Available records:
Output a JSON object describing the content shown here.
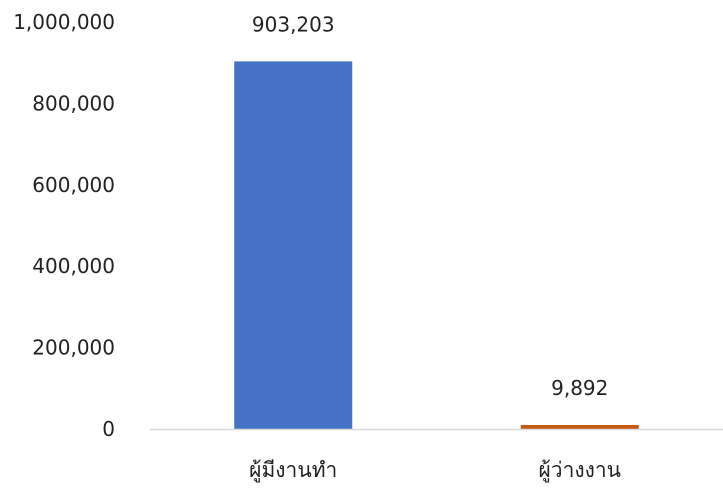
{
  "chart_data": {
    "type": "bar",
    "categories": [
      "ผู้มีงานทำ",
      "ผู้ว่างงาน"
    ],
    "values": [
      903203,
      9892
    ],
    "data_labels": [
      "903,203",
      "9,892"
    ],
    "colors": [
      "#4472C4",
      "#C55A11"
    ],
    "ylim": [
      0,
      1000000
    ],
    "yticks": [
      0,
      200000,
      400000,
      600000,
      800000,
      1000000
    ],
    "ytick_labels": [
      "0",
      "200,000",
      "400,000",
      "600,000",
      "800,000",
      "1,000,000"
    ],
    "axis_color": "#D9D9D9",
    "grid": false,
    "legend": "none"
  }
}
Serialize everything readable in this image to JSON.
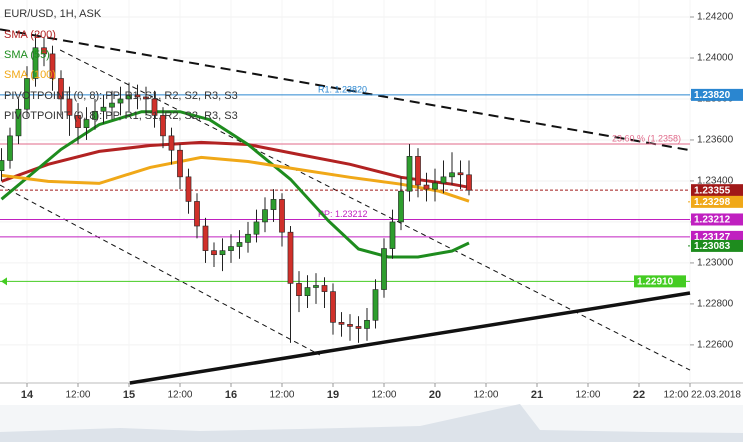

Goal of the exercise: Write the lines above out again exactly, without any of their pictures.

Output of the task:
Output a JSON object describing the content shown here.
{
  "chart_data": {
    "type": "bar",
    "categories": [
      "ผู้มีงานทำ",
      "ผู้ว่างงาน"
    ],
    "values": [
      903203,
      9892
    ],
    "data_labels": [
      "903,203",
      "9,892"
    ],
    "colors": [
      "#4472C4",
      "#C55A11"
    ],
    "ylim": [
      0,
      1000000
    ],
    "yticks": [
      0,
      200000,
      400000,
      600000,
      800000,
      1000000
    ],
    "ytick_labels": [
      "0",
      "200,000",
      "400,000",
      "600,000",
      "800,000",
      "1,000,000"
    ],
    "axis_color": "#D9D9D9",
    "grid": false,
    "legend": "none"
  }
}
Serialize everything readable in this image to JSON.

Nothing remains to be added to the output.